━━━━━ Dataset rows ━━━━━

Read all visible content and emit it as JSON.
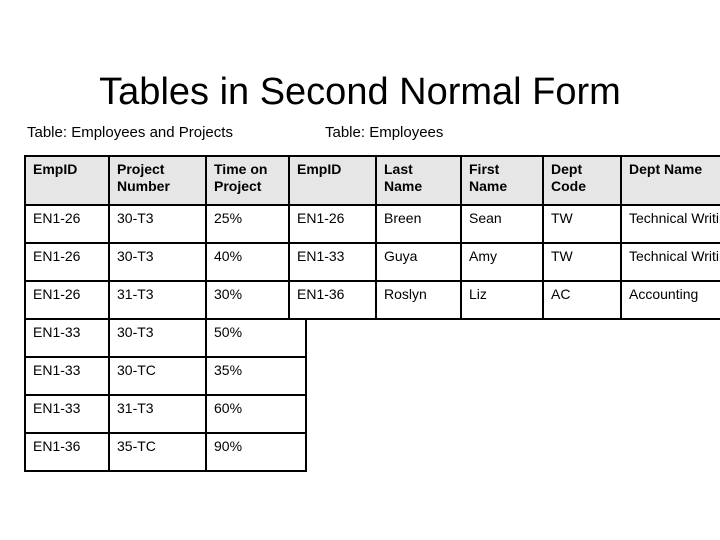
{
  "slide": {
    "title": "Tables in Second Normal Form"
  },
  "tables": [
    {
      "caption": "Table: Employees and Projects",
      "headers": [
        "EmpID",
        "Project Number",
        "Time on Project"
      ],
      "rows": [
        [
          "EN1-26",
          "30-T3",
          "25%"
        ],
        [
          "EN1-26",
          "30-T3",
          "40%"
        ],
        [
          "EN1-26",
          "31-T3",
          "30%"
        ],
        [
          "EN1-33",
          "30-T3",
          "50%"
        ],
        [
          "EN1-33",
          "30-TC",
          "35%"
        ],
        [
          "EN1-33",
          "31-T3",
          "60%"
        ],
        [
          "EN1-36",
          "35-TC",
          "90%"
        ]
      ]
    },
    {
      "caption": "Table: Employees",
      "headers": [
        "EmpID",
        "Last Name",
        "First Name",
        "Dept Code",
        "Dept Name"
      ],
      "rows": [
        [
          "EN1-26",
          "Breen",
          "Sean",
          "TW",
          "Technical Writing"
        ],
        [
          "EN1-33",
          "Guya",
          "Amy",
          "TW",
          "Technical Writing"
        ],
        [
          "EN1-36",
          "Roslyn",
          "Liz",
          "AC",
          "Accounting"
        ]
      ]
    }
  ],
  "colors": {
    "header_background": "#e6e6e6",
    "border": "#000000",
    "text": "#000000",
    "page_background": "#ffffff"
  }
}
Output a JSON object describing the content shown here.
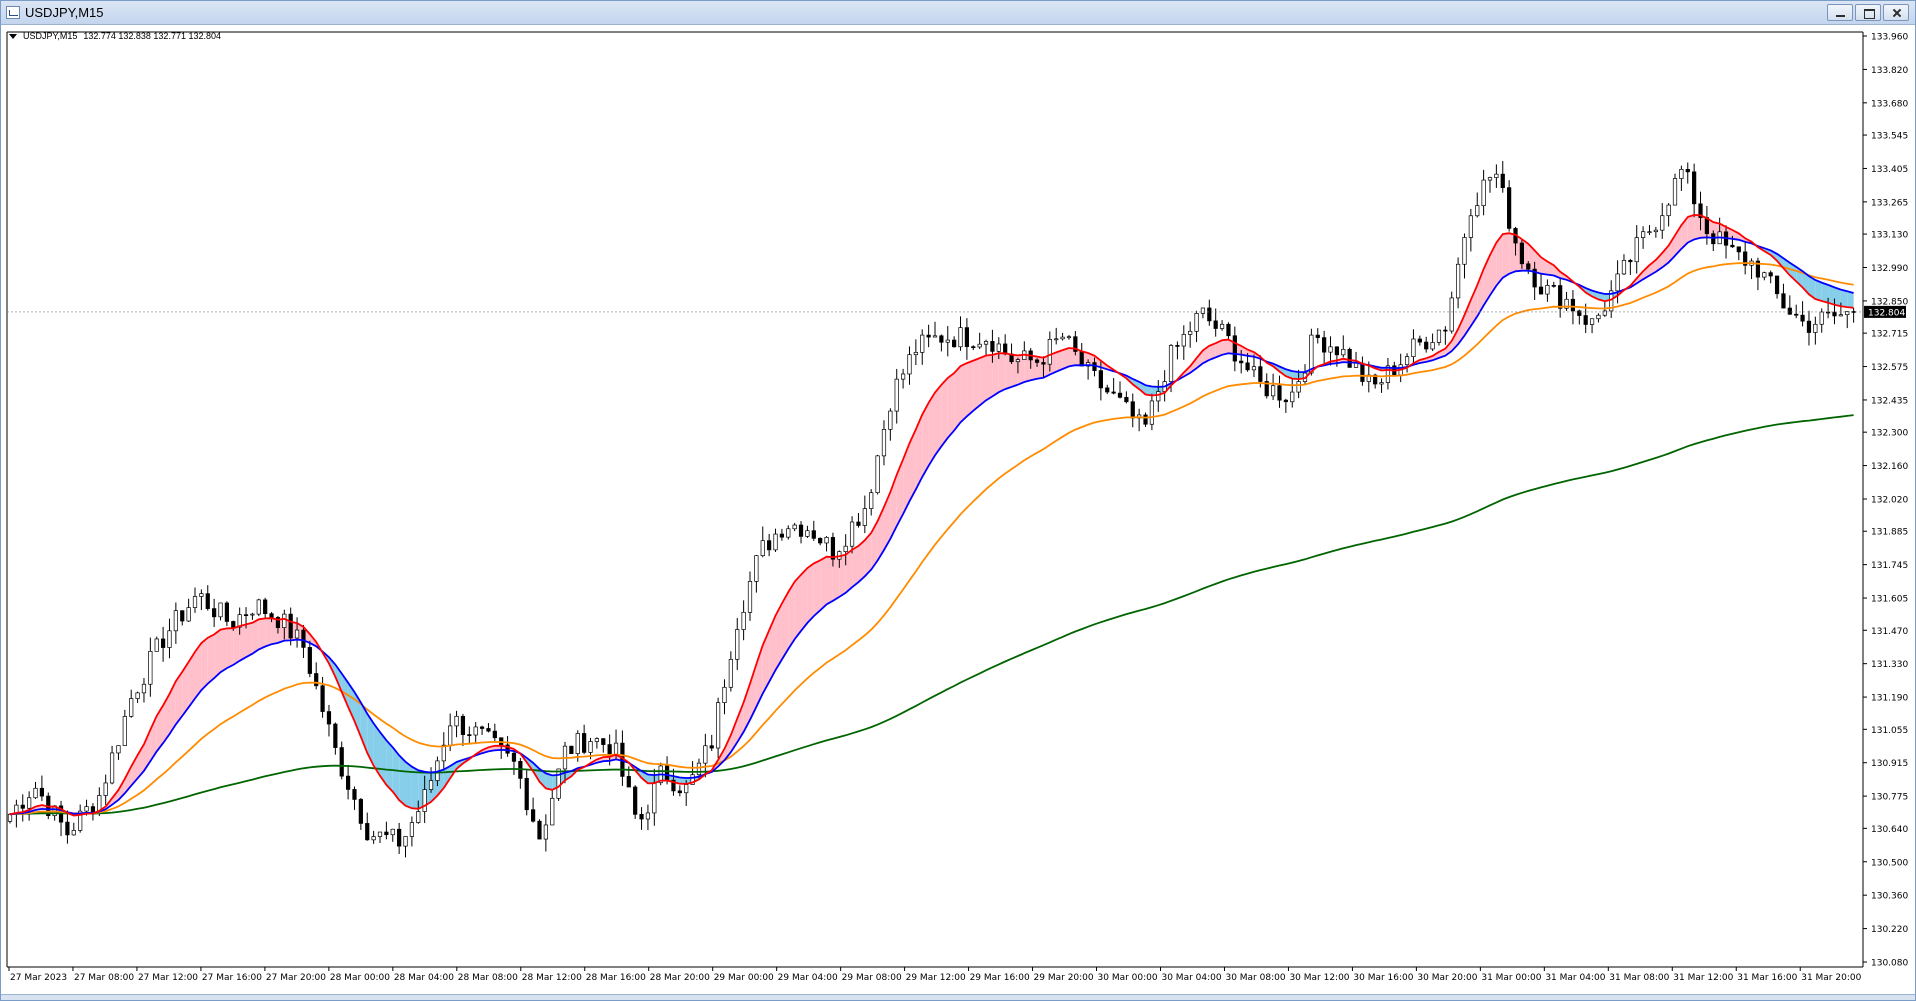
{
  "window": {
    "title": "USDJPY,M15",
    "title_icon": "chart-window-icon",
    "buttons": [
      "minimize",
      "maximize",
      "close"
    ]
  },
  "chart_header": {
    "symbol": "USDJPY,M15",
    "ohlc": "132.774 132.838 132.771 132.804"
  },
  "chart_data": {
    "type": "candlestick",
    "symbol": "USDJPY",
    "timeframe": "M15",
    "current_price": "132.804",
    "ylim": [
      130.08,
      133.96
    ],
    "y_ticks": [
      "133.960",
      "133.820",
      "133.680",
      "133.545",
      "133.405",
      "133.265",
      "133.130",
      "132.990",
      "132.850",
      "132.715",
      "132.575",
      "132.435",
      "132.300",
      "132.160",
      "132.020",
      "131.885",
      "131.745",
      "131.605",
      "131.470",
      "131.330",
      "131.190",
      "131.055",
      "130.915",
      "130.775",
      "130.640",
      "130.500",
      "130.360",
      "130.220",
      "130.080"
    ],
    "x_ticks": [
      "27 Mar 2023",
      "27 Mar 08:00",
      "27 Mar 12:00",
      "27 Mar 16:00",
      "27 Mar 20:00",
      "28 Mar 00:00",
      "28 Mar 04:00",
      "28 Mar 08:00",
      "28 Mar 12:00",
      "28 Mar 16:00",
      "28 Mar 20:00",
      "29 Mar 00:00",
      "29 Mar 04:00",
      "29 Mar 08:00",
      "29 Mar 12:00",
      "29 Mar 16:00",
      "29 Mar 20:00",
      "30 Mar 00:00",
      "30 Mar 04:00",
      "30 Mar 08:00",
      "30 Mar 12:00",
      "30 Mar 16:00",
      "30 Mar 20:00",
      "31 Mar 00:00",
      "31 Mar 04:00",
      "31 Mar 08:00",
      "31 Mar 12:00",
      "31 Mar 16:00",
      "31 Mar 20:00"
    ],
    "bar_count": 290,
    "price_path": [
      [
        0,
        130.7
      ],
      [
        6,
        130.82
      ],
      [
        14,
        130.62
      ],
      [
        22,
        130.78
      ],
      [
        30,
        131.2
      ],
      [
        38,
        131.45
      ],
      [
        46,
        131.62
      ],
      [
        54,
        131.5
      ],
      [
        60,
        131.58
      ],
      [
        66,
        131.52
      ],
      [
        72,
        131.4
      ],
      [
        80,
        130.95
      ],
      [
        88,
        130.62
      ],
      [
        96,
        130.58
      ],
      [
        102,
        130.78
      ],
      [
        108,
        131.1
      ],
      [
        116,
        131.02
      ],
      [
        124,
        130.9
      ],
      [
        130,
        130.6
      ],
      [
        136,
        130.96
      ],
      [
        142,
        131.02
      ],
      [
        148,
        130.98
      ],
      [
        154,
        130.65
      ],
      [
        160,
        130.88
      ],
      [
        166,
        130.8
      ],
      [
        172,
        131.0
      ],
      [
        178,
        131.5
      ],
      [
        184,
        131.8
      ],
      [
        190,
        131.92
      ],
      [
        196,
        131.9
      ],
      [
        202,
        131.8
      ],
      [
        210,
        132.0
      ],
      [
        216,
        132.45
      ],
      [
        222,
        132.65
      ],
      [
        228,
        132.7
      ],
      [
        234,
        132.7
      ],
      [
        240,
        132.7
      ],
      [
        246,
        132.6
      ],
      [
        252,
        132.6
      ],
      [
        258,
        132.7
      ],
      [
        264,
        132.55
      ],
      [
        272,
        132.42
      ],
      [
        278,
        132.3
      ],
      [
        284,
        132.6
      ],
      [
        292,
        132.8
      ],
      [
        298,
        132.7
      ],
      [
        306,
        132.5
      ],
      [
        314,
        132.45
      ],
      [
        320,
        132.7
      ],
      [
        326,
        132.65
      ],
      [
        334,
        132.48
      ],
      [
        344,
        132.65
      ],
      [
        352,
        132.75
      ],
      [
        358,
        133.25
      ],
      [
        364,
        133.4
      ],
      [
        370,
        133.05
      ],
      [
        376,
        132.9
      ],
      [
        382,
        132.85
      ],
      [
        388,
        132.75
      ],
      [
        394,
        132.92
      ],
      [
        398,
        133.05
      ],
      [
        404,
        133.2
      ],
      [
        410,
        133.4
      ],
      [
        416,
        133.15
      ],
      [
        422,
        133.05
      ],
      [
        428,
        133.0
      ],
      [
        434,
        132.85
      ],
      [
        440,
        132.75
      ],
      [
        446,
        132.78
      ],
      [
        452,
        132.8
      ]
    ],
    "indicators": [
      {
        "name": "MA fast",
        "color": "#ff0000"
      },
      {
        "name": "MA medium",
        "color": "#0000ff"
      },
      {
        "name": "MA slow",
        "color": "#ff8c00"
      },
      {
        "name": "MA long",
        "color": "#006400"
      }
    ],
    "fill_up_color": "#ffc0cb",
    "fill_down_color": "#87ceeb",
    "candle_color": "#000000",
    "price_label_bg": "#000000"
  }
}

━━━━━

Exercise task:
Pick out all lines containing the string "USDJPY".

Final result:
    "title": "USDJPY,M15",
    "symbol": "USDJPY,M15",
    "symbol": "USDJPY",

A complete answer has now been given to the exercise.